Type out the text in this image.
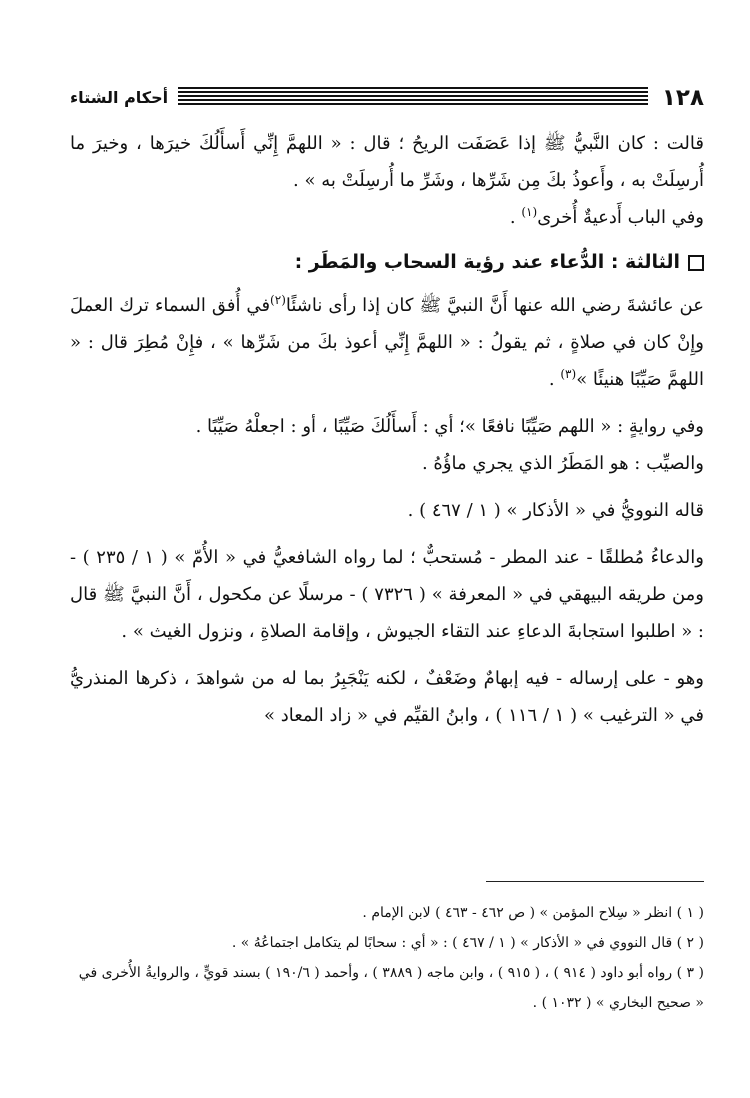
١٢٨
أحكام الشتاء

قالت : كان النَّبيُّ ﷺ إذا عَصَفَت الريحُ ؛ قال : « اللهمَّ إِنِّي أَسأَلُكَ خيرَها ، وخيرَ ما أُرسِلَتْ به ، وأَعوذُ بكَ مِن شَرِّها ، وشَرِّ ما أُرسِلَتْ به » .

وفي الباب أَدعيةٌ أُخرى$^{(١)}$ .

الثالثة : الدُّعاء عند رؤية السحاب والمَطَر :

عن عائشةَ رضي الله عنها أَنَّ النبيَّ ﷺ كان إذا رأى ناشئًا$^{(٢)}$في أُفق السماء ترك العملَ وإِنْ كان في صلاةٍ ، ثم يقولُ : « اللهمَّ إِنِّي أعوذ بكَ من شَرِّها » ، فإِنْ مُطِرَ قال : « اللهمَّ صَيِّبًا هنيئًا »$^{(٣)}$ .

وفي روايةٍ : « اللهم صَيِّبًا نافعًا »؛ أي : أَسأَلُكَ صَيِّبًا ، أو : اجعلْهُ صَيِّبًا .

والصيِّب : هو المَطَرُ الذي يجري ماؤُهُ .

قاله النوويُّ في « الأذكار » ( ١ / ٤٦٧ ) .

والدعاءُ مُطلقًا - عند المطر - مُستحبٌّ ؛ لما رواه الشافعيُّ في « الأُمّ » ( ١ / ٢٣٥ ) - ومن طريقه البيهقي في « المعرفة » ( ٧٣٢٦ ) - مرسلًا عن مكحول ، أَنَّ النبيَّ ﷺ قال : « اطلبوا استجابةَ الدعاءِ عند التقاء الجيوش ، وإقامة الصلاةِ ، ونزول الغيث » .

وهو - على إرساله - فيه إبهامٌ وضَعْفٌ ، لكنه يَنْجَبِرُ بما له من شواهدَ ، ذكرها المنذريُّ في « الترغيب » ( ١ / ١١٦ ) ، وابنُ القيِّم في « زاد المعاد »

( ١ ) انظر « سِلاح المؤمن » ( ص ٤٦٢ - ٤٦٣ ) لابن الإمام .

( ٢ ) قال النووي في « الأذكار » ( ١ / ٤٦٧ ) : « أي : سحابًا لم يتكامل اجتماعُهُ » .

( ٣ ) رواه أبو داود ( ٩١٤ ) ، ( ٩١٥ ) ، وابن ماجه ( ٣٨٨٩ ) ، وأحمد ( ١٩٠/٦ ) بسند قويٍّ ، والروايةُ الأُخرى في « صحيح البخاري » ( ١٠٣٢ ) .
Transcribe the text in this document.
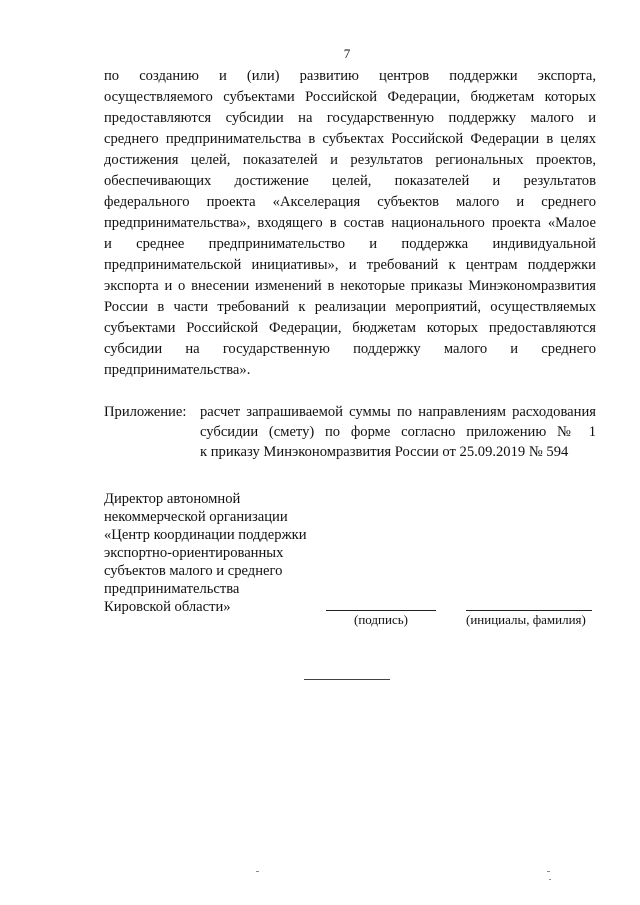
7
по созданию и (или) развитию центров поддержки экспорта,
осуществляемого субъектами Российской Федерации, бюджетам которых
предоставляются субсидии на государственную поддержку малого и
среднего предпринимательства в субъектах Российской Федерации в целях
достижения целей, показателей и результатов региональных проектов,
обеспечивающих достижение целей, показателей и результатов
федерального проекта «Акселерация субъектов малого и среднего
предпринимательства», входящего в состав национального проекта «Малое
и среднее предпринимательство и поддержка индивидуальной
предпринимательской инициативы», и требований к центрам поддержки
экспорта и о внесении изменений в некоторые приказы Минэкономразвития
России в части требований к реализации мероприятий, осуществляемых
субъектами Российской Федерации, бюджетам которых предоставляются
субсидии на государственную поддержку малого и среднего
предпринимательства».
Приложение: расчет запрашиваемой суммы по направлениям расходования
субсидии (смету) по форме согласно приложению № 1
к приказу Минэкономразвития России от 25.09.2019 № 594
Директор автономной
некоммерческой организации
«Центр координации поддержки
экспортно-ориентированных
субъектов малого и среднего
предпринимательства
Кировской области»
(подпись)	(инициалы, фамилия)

--- --- ---

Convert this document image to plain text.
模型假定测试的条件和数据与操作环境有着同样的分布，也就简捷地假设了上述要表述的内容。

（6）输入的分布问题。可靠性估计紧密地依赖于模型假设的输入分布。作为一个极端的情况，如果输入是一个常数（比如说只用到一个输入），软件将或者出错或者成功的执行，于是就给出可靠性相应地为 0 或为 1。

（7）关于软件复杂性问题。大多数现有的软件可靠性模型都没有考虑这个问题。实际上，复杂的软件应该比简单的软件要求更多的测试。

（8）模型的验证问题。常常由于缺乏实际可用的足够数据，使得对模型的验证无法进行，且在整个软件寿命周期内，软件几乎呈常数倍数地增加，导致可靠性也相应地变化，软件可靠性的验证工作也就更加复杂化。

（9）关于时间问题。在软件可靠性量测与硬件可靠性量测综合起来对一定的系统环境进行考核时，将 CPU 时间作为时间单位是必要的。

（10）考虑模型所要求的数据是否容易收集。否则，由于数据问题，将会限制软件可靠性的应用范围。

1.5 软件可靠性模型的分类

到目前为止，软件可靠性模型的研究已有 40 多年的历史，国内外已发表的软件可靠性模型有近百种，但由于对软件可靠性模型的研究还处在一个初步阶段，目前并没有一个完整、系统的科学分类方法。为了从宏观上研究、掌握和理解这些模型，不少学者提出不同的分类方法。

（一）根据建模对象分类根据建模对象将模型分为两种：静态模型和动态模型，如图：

--- --- ---

— Task brief —
Each line that contains the string "document" counts once; say how many there are and nothing else.

— Reply —
2